▶ Your task: Reproduce every entry exactly.

______

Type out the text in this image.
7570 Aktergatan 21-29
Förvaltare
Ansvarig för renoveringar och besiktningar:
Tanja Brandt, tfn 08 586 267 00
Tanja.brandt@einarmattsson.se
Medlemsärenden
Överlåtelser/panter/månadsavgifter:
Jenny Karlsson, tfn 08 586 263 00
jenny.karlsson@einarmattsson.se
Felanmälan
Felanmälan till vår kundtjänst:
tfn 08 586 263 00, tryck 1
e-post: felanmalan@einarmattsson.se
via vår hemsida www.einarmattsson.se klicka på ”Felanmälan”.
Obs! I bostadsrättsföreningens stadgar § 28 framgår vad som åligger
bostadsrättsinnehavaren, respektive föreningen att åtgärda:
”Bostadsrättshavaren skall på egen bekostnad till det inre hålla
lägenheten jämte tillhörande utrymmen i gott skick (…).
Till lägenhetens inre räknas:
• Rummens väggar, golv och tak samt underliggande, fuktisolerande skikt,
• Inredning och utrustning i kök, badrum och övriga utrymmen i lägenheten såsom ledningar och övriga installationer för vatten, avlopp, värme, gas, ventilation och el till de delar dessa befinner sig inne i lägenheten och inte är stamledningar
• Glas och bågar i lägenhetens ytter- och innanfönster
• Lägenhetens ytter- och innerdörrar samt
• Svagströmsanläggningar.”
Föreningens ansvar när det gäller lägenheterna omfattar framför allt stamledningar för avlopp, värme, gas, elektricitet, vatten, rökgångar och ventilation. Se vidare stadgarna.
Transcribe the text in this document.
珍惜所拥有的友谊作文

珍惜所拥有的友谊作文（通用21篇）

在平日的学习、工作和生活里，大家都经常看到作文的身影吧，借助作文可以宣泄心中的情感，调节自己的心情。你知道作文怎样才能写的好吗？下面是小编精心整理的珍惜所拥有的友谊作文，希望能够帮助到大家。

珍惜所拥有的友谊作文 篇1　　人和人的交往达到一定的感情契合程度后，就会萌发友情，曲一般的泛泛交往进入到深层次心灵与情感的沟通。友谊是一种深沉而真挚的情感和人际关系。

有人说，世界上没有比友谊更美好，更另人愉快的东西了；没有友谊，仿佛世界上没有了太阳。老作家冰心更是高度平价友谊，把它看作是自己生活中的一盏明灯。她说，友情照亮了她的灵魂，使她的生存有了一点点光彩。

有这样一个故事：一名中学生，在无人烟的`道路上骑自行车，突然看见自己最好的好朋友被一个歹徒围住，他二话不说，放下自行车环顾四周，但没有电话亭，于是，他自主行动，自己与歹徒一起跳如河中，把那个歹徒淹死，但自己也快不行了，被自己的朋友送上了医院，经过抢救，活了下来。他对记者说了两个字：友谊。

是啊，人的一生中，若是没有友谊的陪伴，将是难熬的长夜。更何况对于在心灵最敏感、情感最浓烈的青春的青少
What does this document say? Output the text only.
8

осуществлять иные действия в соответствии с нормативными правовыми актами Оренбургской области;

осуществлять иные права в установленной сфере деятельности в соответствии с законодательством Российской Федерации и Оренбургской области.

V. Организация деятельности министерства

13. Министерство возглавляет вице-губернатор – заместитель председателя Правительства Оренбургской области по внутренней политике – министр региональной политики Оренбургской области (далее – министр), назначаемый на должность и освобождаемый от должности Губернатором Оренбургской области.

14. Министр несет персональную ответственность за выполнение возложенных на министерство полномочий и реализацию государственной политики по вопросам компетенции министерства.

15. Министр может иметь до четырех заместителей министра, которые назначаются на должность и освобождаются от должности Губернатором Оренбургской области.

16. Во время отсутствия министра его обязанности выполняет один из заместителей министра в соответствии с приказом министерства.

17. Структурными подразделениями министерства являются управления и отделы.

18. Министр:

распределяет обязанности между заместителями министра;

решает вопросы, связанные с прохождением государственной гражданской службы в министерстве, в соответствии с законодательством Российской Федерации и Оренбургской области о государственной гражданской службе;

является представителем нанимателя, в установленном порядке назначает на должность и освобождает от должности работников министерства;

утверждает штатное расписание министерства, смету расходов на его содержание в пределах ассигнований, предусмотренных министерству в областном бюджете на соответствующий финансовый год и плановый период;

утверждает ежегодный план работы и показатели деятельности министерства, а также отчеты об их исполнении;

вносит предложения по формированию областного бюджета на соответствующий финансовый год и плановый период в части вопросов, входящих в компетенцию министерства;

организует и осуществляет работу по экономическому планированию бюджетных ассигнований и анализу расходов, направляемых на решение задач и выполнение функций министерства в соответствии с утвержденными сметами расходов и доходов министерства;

______

▶ Correct response:
Type out the text in this image.
7570 Aktergatan 21-29
Förvaltare
Ansvarig för renoveringar och besiktningar:
Tanja Brandt, tfn 08 586 267 00
Tanja.brandt@einarmattsson.se
Medlemsärenden
Överlåtelser/panter/månadsavgifter:
Jenny Karlsson, tfn 08 586 263 00
jenny.karlsson@einarmattsson.se
Felanmälan
Felanmälan till vår kundtjänst:
tfn 08 586 263 00, tryck 1
e-post: felanmalan@einarmattsson.se
via vår hemsida www.einarmattsson.se klicka på ”Felanmälan”.
Obs! I bostadsrättsföreningens stadgar § 28 framgår vad som åligger
bostadsrättsinnehavaren, respektive föreningen att åtgärda:
”Bostadsrättshavaren skall på egen bekostnad till det inre hålla
lägenheten jämte tillhörande utrymmen i gott skick (…).
Till lägenhetens inre räknas:
• Rummens väggar, golv och tak samt underliggande, fuktisolerande skikt,
• Inredning och utrustning i kök, badrum och övriga utrymmen i lägenheten såsom ledningar och övriga installationer för vatten, avlopp, värme, gas, ventilation och el till de delar dessa befinner sig inne i lägenheten och inte är stamledningar
• Glas och bågar i lägenhetens ytter- och innanfönster
• Lägenhetens ytter- och innerdörrar samt
• Svagströmsanläggningar.”
Föreningens ansvar när det gäller lägenheterna omfattar framför allt stamledningar för avlopp, värme, gas, elektricitet, vatten, rökgångar och ventilation. Se vidare stadgarna.
Transcribe the text in this document.
珍惜所拥有的友谊作文

珍惜所拥有的友谊作文（通用21篇）

在平日的学习、工作和生活里，大家都经常看到作文的身影吧，借助作文可以宣泄心中的情感，调节自己的心情。你知道作文怎样才能写的好吗？下面是小编精心整理的珍惜所拥有的友谊作文，希望能够帮助到大家。

珍惜所拥有的友谊作文 篇1　　人和人的交往达到一定的感情契合程度后，就会萌发友情，曲一般的泛泛交往进入到深层次心灵与情感的沟通。友谊是一种深沉而真挚的情感和人际关系。

有人说，世界上没有比友谊更美好，更另人愉快的东西了；没有友谊，仿佛世界上没有了太阳。老作家冰心更是高度平价友谊，把它看作是自己生活中的一盏明灯。她说，友情照亮了她的灵魂，使她的生存有了一点点光彩。

有这样一个故事：一名中学生，在无人烟的`道路上骑自行车，突然看见自己最好的好朋友被一个歹徒围住，他二话不说，放下自行车环顾四周，但没有电话亭，于是，他自主行动，自己与歹徒一起跳如河中，把那个歹徒淹死，但自己也快不行了，被自己的朋友送上了医院，经过抢救，活了下来。他对记者说了两个字：友谊。

是啊，人的一生中，若是没有友谊的陪伴，将是难熬的长夜。更何况对于在心灵最敏感、情感最浓烈的青春的青少
What does this document say? Output the text only.
8

осуществлять иные действия в соответствии с нормативными правовыми актами Оренбургской области;

осуществлять иные права в установленной сфере деятельности в соответствии с законодательством Российской Федерации и Оренбургской области.

V. Организация деятельности министерства

13. Министерство возглавляет вице-губернатор – заместитель председателя Правительства Оренбургской области по внутренней политике – министр региональной политики Оренбургской области (далее – министр), назначаемый на должность и освобождаемый от должности Губернатором Оренбургской области.

14. Министр несет персональную ответственность за выполнение возложенных на министерство полномочий и реализацию государственной политики по вопросам компетенции министерства.

15. Министр может иметь до четырех заместителей министра, которые назначаются на должность и освобождаются от должности Губернатором Оренбургской области.

16. Во время отсутствия министра его обязанности выполняет один из заместителей министра в соответствии с приказом министерства.

17. Структурными подразделениями министерства являются управления и отделы.

18. Министр:

распределяет обязанности между заместителями министра;

решает вопросы, связанные с прохождением государственной гражданской службы в министерстве, в соответствии с законодательством Российской Федерации и Оренбургской области о государственной гражданской службе;

является представителем нанимателя, в установленном порядке назначает на должность и освобождает от должности работников министерства;

утверждает штатное расписание министерства, смету расходов на его содержание в пределах ассигнований, предусмотренных министерству в областном бюджете на соответствующий финансовый год и плановый период;

утверждает ежегодный план работы и показатели деятельности министерства, а также отчеты об их исполнении;

вносит предложения по формированию областного бюджета на соответствующий финансовый год и плановый период в части вопросов, входящих в компетенцию министерства;

организует и осуществляет работу по экономическому планированию бюджетных ассигнований и анализу расходов, направляемых на решение задач и выполнение функций министерства в соответствии с утвержденными сметами расходов и доходов министерства;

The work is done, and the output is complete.